* **WHAT IS BEING ASKED**: Note how many lines contain "this" and give that number, with nothing else.

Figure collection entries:
START

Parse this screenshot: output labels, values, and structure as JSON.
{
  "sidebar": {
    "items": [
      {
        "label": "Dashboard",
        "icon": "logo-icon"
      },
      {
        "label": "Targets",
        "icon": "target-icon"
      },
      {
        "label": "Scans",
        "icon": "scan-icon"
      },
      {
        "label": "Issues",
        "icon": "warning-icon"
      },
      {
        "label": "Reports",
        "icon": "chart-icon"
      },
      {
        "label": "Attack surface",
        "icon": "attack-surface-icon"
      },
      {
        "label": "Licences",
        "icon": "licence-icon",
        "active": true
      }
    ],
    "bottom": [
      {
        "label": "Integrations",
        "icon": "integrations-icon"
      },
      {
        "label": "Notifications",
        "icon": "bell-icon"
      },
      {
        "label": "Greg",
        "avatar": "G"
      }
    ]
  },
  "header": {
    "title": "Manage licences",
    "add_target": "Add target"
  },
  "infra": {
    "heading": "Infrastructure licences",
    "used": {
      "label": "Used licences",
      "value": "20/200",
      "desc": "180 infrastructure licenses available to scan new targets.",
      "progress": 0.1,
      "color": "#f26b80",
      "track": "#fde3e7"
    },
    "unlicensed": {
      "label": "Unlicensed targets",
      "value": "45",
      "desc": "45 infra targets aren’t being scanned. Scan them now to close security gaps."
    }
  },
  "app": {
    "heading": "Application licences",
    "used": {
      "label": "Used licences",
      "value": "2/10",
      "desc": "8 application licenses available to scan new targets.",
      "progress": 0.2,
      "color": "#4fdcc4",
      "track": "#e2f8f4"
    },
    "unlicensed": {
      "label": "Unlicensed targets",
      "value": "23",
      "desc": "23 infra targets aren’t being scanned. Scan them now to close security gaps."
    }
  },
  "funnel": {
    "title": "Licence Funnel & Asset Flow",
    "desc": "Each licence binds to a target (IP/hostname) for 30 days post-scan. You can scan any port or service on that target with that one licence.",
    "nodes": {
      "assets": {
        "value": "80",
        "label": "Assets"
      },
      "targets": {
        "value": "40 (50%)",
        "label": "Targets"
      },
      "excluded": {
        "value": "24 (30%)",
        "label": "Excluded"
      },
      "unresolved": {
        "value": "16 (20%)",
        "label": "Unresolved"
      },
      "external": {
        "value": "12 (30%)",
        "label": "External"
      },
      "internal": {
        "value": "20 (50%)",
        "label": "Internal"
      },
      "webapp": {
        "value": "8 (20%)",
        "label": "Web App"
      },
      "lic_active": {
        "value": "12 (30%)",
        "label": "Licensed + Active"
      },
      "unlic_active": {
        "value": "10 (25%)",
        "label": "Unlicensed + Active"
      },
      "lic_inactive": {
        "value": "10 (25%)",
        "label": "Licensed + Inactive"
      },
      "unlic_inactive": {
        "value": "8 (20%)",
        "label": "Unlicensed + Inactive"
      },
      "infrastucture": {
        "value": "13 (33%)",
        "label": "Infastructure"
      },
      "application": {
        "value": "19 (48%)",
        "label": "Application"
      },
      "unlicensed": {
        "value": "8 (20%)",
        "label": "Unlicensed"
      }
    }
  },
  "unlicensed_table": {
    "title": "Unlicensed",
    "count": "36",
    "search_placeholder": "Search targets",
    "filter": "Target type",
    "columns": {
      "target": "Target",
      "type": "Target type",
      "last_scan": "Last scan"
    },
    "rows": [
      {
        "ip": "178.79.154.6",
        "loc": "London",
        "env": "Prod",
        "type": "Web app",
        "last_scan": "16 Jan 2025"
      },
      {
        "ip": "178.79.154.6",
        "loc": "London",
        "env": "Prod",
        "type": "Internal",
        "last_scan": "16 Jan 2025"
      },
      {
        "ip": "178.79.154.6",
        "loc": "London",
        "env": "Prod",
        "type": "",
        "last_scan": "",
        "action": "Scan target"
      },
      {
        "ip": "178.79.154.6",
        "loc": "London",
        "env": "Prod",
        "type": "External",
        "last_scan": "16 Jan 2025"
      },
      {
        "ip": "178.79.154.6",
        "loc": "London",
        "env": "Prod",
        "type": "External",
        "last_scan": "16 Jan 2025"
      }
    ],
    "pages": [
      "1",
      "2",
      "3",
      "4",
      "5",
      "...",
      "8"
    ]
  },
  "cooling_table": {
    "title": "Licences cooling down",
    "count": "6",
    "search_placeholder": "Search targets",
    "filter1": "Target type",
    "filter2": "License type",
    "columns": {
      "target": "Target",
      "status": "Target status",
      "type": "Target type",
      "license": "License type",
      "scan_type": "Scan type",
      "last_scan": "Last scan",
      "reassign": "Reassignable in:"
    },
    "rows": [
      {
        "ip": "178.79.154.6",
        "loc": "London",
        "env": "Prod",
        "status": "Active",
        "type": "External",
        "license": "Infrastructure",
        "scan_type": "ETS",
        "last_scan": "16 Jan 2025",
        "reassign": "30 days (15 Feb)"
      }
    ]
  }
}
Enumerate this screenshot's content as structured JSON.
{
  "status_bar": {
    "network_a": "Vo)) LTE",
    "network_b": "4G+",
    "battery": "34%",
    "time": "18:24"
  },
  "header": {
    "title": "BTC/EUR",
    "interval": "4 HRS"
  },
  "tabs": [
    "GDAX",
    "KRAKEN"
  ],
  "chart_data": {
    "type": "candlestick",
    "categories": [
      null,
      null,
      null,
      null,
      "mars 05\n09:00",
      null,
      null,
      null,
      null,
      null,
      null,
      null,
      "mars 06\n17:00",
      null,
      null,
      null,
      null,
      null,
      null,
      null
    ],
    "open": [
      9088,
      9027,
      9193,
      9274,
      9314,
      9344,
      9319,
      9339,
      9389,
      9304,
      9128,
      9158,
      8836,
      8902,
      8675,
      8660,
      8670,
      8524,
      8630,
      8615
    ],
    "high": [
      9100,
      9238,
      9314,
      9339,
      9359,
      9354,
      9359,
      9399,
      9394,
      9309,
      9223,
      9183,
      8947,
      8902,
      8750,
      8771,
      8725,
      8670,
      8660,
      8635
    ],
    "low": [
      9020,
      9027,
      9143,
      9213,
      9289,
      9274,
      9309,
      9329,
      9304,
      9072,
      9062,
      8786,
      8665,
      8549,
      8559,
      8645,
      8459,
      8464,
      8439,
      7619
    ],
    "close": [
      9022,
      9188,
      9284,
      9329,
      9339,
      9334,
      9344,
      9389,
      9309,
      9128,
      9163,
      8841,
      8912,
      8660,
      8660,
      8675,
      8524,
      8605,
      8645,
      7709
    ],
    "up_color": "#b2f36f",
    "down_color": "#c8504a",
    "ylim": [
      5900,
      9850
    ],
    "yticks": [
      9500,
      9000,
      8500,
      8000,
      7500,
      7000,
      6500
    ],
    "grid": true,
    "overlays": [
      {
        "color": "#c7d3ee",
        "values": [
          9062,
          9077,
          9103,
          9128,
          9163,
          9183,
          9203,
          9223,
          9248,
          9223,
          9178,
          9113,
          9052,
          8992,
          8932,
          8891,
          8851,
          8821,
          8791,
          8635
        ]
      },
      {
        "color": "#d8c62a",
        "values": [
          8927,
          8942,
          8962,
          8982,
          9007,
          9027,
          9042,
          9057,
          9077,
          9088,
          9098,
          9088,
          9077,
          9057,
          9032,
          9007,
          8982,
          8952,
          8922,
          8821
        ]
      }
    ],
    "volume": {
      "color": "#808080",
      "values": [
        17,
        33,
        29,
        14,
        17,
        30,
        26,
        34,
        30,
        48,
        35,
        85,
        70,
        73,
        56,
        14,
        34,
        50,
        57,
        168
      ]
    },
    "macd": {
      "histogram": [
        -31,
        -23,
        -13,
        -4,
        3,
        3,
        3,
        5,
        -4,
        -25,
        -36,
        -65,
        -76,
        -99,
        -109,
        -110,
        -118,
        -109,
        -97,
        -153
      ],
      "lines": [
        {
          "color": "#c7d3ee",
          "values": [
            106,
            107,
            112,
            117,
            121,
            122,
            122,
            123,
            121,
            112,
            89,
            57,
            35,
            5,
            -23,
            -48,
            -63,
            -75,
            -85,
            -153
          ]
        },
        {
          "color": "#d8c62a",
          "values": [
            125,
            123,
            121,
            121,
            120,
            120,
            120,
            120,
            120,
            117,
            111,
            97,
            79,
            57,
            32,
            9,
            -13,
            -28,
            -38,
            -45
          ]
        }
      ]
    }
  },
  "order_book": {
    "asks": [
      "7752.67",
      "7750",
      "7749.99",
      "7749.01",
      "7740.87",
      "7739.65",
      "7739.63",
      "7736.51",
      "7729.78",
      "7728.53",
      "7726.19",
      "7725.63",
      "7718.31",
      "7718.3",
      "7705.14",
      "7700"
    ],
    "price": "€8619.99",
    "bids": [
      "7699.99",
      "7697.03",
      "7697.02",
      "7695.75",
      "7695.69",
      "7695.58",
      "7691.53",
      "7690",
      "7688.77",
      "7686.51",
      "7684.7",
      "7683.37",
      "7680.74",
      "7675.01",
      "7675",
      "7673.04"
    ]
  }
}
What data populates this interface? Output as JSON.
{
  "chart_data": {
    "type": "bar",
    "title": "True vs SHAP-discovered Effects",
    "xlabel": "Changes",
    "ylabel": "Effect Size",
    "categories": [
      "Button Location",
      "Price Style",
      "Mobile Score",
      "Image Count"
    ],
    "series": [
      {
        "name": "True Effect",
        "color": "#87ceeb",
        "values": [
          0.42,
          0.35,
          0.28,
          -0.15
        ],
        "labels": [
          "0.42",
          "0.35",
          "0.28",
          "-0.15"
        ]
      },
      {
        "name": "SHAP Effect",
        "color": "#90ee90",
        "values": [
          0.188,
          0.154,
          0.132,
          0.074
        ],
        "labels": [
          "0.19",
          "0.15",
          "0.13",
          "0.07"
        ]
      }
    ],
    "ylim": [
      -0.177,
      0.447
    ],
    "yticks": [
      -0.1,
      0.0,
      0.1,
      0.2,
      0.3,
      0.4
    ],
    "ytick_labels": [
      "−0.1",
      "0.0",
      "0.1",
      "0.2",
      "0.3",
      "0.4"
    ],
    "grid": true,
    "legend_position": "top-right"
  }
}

END

* **WORKED SOLUTION**: 3